— Start Input rows —

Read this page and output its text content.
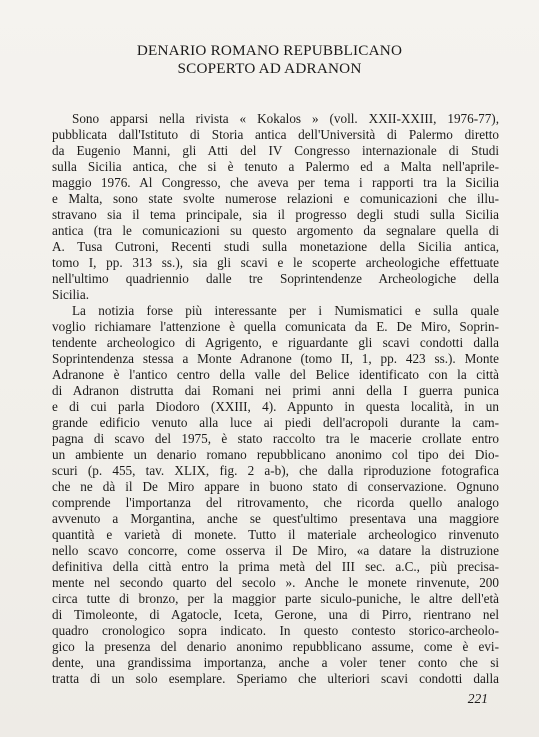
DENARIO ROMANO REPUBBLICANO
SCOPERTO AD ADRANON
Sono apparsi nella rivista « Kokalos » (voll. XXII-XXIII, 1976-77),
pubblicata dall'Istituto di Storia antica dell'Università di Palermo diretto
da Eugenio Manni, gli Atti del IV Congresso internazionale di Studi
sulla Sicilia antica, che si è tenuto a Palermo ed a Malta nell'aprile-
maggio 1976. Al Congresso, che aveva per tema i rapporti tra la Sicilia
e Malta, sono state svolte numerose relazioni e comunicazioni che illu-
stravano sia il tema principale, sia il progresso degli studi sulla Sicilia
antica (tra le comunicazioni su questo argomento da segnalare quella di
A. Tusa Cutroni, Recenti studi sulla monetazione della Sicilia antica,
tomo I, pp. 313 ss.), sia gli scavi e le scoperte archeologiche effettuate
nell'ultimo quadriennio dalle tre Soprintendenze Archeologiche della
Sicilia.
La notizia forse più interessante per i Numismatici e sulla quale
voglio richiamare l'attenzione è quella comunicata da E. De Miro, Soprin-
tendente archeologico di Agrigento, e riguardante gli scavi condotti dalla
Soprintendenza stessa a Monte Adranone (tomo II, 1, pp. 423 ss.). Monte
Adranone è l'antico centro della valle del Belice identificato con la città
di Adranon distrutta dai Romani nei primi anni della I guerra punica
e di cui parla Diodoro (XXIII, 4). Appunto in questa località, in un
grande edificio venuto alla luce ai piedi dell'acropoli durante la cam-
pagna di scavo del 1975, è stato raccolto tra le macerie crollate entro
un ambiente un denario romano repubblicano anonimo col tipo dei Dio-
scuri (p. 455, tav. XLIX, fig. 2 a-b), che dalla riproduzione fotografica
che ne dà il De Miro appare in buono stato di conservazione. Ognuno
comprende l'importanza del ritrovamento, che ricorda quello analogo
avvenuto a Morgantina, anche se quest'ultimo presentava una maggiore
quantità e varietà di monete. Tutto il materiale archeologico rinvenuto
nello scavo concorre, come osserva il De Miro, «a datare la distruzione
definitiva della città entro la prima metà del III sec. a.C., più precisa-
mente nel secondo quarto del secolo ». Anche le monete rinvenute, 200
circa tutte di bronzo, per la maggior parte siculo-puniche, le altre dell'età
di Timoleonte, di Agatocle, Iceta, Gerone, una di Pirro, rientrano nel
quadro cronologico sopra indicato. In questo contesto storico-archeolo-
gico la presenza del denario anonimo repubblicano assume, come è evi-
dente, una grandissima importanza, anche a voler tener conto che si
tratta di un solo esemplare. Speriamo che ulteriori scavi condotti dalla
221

— End Input rows —

- _Prompt_: Restate the listing above word for word, and skip the pictures.

- _Solved problem_:
Read this page and output its text content.
DENARIO ROMANO REPUBBLICANO
SCOPERTO AD ADRANON
Sono apparsi nella rivista « Kokalos » (voll. XXII-XXIII, 1976-77),
pubblicata dall'Istituto di Storia antica dell'Università di Palermo diretto
da Eugenio Manni, gli Atti del IV Congresso internazionale di Studi
sulla Sicilia antica, che si è tenuto a Palermo ed a Malta nell'aprile-
maggio 1976. Al Congresso, che aveva per tema i rapporti tra la Sicilia
e Malta, sono state svolte numerose relazioni e comunicazioni che illu-
stravano sia il tema principale, sia il progresso degli studi sulla Sicilia
antica (tra le comunicazioni su questo argomento da segnalare quella di
A. Tusa Cutroni, Recenti studi sulla monetazione della Sicilia antica,
tomo I, pp. 313 ss.), sia gli scavi e le scoperte archeologiche effettuate
nell'ultimo quadriennio dalle tre Soprintendenze Archeologiche della
Sicilia.
La notizia forse più interessante per i Numismatici e sulla quale
voglio richiamare l'attenzione è quella comunicata da E. De Miro, Soprin-
tendente archeologico di Agrigento, e riguardante gli scavi condotti dalla
Soprintendenza stessa a Monte Adranone (tomo II, 1, pp. 423 ss.). Monte
Adranone è l'antico centro della valle del Belice identificato con la città
di Adranon distrutta dai Romani nei primi anni della I guerra punica
e di cui parla Diodoro (XXIII, 4). Appunto in questa località, in un
grande edificio venuto alla luce ai piedi dell'acropoli durante la cam-
pagna di scavo del 1975, è stato raccolto tra le macerie crollate entro
un ambiente un denario romano repubblicano anonimo col tipo dei Dio-
scuri (p. 455, tav. XLIX, fig. 2 a-b), che dalla riproduzione fotografica
che ne dà il De Miro appare in buono stato di conservazione. Ognuno
comprende l'importanza del ritrovamento, che ricorda quello analogo
avvenuto a Morgantina, anche se quest'ultimo presentava una maggiore
quantità e varietà di monete. Tutto il materiale archeologico rinvenuto
nello scavo concorre, come osserva il De Miro, «a datare la distruzione
definitiva della città entro la prima metà del III sec. a.C., più precisa-
mente nel secondo quarto del secolo ». Anche le monete rinvenute, 200
circa tutte di bronzo, per la maggior parte siculo-puniche, le altre dell'età
di Timoleonte, di Agatocle, Iceta, Gerone, una di Pirro, rientrano nel
quadro cronologico sopra indicato. In questo contesto storico-archeolo-
gico la presenza del denario anonimo repubblicano assume, come è evi-
dente, una grandissima importanza, anche a voler tener conto che si
tratta di un solo esemplare. Speriamo che ulteriori scavi condotti dalla
221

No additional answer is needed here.